WHAT TO DO: Copy the data that follows exactly. Include no pictures.

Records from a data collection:
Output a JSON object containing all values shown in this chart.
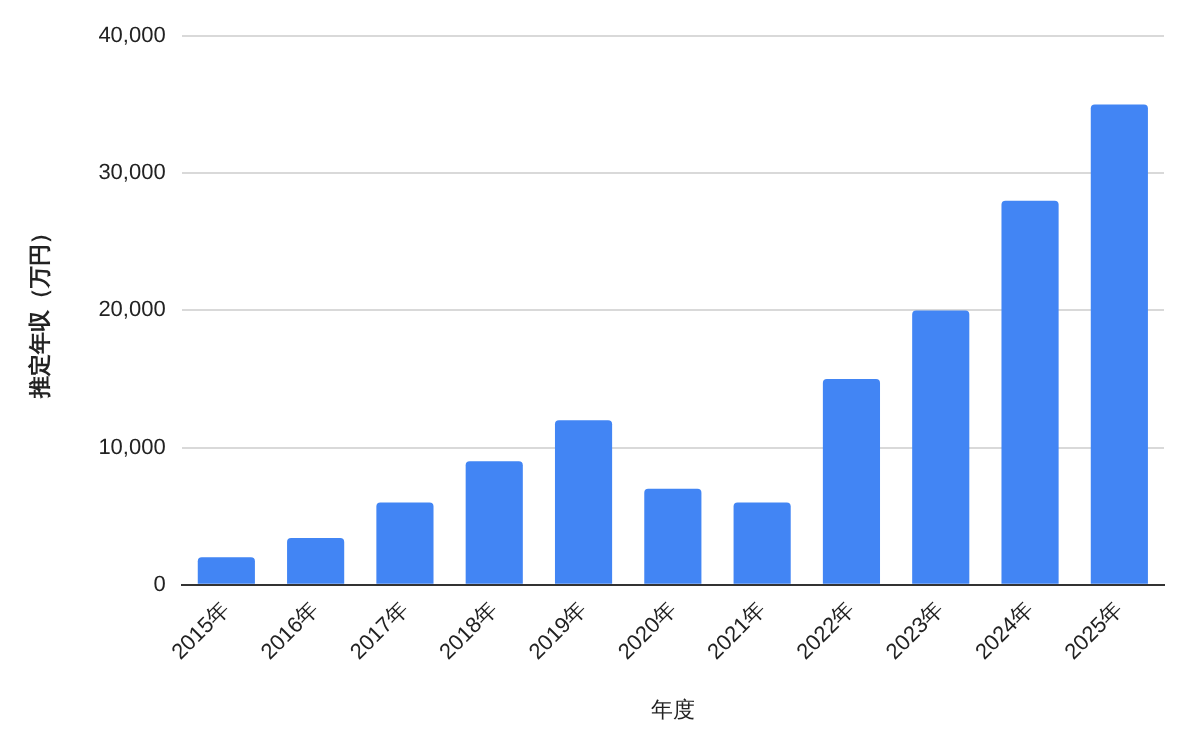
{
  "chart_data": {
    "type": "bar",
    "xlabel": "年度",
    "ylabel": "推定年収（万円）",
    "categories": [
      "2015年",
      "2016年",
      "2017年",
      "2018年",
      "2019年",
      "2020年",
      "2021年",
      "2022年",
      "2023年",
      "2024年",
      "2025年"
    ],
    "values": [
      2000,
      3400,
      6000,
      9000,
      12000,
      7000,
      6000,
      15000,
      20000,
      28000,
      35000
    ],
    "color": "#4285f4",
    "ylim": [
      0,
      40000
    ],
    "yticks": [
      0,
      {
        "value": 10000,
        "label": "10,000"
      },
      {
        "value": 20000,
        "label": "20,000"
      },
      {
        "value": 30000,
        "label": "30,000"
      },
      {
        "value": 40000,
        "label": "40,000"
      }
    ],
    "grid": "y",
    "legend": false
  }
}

THE COMPLETED TASK:
Output a JSON object containing all values shown in this chart.
{
  "chart_data": {
    "type": "bar",
    "xlabel": "年度",
    "ylabel": "推定年収（万円）",
    "categories": [
      "2015年",
      "2016年",
      "2017年",
      "2018年",
      "2019年",
      "2020年",
      "2021年",
      "2022年",
      "2023年",
      "2024年",
      "2025年"
    ],
    "values": [
      2000,
      3400,
      6000,
      9000,
      12000,
      7000,
      6000,
      15000,
      20000,
      28000,
      35000
    ],
    "color": "#4285f4",
    "ylim": [
      0,
      40000
    ],
    "yticks": [
      0,
      {
        "value": 10000,
        "label": "10,000"
      },
      {
        "value": 20000,
        "label": "20,000"
      },
      {
        "value": 30000,
        "label": "30,000"
      },
      {
        "value": 40000,
        "label": "40,000"
      }
    ],
    "grid": "y",
    "legend": false
  }
}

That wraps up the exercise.